__WHAT IS EXPECTED__:
Pull every line containing "Satisfaction" out of the material below.

Figure record extracts:
┄┄┄┄┄┄┄┄┄┄
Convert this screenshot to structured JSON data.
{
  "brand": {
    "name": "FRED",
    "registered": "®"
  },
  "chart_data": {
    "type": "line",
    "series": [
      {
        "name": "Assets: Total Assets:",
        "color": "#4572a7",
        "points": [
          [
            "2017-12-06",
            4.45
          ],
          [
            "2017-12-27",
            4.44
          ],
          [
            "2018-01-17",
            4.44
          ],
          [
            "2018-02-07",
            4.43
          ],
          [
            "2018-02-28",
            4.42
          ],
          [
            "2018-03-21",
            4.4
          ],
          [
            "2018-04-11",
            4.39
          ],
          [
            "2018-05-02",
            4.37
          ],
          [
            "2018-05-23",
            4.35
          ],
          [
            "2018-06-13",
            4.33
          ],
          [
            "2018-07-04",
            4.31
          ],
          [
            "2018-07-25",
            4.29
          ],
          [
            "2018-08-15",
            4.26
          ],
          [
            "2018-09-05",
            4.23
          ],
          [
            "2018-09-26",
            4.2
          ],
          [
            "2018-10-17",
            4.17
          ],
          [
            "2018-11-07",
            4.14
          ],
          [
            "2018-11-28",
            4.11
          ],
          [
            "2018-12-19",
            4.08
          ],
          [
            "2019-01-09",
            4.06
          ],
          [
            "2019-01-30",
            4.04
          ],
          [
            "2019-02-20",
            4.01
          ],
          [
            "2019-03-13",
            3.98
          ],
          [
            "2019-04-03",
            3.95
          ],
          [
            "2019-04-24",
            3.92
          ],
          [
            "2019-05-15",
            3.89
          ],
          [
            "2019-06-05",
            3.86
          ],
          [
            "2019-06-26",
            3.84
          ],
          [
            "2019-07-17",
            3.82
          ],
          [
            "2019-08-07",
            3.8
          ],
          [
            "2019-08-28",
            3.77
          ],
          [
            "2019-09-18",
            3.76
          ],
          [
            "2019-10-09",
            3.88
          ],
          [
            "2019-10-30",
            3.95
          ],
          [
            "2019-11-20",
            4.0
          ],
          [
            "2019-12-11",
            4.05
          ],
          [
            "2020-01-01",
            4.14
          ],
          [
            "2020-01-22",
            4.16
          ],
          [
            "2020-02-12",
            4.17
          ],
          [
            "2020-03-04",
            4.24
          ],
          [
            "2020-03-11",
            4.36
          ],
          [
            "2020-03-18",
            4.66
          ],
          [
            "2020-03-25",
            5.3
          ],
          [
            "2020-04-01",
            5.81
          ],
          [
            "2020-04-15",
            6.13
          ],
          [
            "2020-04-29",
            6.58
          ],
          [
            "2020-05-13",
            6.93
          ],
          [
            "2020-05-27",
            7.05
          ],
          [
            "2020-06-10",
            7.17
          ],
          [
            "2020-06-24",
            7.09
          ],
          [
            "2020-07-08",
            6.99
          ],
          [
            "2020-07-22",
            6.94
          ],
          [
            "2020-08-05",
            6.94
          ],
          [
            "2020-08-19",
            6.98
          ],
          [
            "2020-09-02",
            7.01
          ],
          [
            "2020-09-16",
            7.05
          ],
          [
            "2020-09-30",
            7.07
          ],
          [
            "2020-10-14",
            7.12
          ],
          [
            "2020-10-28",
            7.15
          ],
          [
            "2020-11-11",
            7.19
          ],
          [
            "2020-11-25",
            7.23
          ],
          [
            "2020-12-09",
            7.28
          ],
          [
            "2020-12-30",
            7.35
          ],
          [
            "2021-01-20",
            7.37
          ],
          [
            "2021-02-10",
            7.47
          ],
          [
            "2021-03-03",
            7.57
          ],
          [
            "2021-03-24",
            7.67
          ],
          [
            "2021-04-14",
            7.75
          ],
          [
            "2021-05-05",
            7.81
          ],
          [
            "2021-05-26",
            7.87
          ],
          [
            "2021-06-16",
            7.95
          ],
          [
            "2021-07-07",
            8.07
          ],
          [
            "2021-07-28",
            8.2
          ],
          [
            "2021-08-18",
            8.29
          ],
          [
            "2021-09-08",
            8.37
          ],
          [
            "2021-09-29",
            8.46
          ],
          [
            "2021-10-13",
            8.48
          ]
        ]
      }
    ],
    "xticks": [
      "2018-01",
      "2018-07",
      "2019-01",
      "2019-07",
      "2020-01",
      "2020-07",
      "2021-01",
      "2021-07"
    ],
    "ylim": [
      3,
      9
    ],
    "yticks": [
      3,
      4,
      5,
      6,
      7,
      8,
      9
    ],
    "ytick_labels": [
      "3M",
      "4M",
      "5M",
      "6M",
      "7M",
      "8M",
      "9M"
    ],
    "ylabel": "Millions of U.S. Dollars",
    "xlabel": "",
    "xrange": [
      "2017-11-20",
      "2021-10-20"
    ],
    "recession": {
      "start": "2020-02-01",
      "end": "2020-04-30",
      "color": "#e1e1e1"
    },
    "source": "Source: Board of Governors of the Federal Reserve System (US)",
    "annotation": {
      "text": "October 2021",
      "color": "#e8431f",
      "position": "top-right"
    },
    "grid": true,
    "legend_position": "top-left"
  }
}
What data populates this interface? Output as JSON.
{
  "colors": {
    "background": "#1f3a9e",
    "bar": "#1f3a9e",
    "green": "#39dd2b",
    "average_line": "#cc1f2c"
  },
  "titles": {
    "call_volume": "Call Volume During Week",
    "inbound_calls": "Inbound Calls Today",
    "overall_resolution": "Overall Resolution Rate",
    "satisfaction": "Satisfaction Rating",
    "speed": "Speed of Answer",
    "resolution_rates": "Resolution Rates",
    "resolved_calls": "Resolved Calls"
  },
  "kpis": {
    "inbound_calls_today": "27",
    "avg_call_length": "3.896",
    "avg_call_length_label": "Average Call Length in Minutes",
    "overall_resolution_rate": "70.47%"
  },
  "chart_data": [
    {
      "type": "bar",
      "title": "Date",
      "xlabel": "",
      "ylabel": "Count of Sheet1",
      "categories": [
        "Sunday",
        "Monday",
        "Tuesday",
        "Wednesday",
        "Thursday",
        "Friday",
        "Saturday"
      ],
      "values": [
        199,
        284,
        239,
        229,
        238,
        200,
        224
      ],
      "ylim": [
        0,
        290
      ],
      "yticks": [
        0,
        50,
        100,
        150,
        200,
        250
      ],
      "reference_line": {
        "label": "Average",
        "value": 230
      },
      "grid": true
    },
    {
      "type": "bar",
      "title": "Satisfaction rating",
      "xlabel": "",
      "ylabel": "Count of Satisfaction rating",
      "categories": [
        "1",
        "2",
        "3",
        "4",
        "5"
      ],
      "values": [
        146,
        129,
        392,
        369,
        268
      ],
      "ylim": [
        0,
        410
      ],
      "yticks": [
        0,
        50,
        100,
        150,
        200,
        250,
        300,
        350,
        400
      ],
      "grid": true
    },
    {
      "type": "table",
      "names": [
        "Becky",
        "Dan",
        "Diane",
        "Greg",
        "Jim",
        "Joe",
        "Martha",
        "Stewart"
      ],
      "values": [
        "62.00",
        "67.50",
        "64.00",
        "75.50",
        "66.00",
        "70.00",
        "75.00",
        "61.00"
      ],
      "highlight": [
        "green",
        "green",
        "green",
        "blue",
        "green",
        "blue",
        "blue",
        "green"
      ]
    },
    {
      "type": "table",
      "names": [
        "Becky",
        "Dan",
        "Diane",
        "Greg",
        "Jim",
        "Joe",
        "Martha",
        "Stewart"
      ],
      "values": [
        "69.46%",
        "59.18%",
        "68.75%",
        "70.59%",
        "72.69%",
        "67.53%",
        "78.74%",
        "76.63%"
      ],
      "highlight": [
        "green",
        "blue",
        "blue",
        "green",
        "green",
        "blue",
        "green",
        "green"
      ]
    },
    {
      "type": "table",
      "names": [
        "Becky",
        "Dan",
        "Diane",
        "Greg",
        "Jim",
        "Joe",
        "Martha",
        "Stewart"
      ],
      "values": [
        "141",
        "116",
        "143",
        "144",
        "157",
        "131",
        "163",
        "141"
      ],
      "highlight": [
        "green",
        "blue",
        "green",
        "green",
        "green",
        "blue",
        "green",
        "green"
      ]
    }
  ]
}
┄┄┄┄┄┄┄┄┄┄
__WRITTEN ANSWER__:
    "satisfaction": "Satisfaction Rating",
      "title": "Satisfaction rating",
      "ylabel": "Count of Satisfaction rating",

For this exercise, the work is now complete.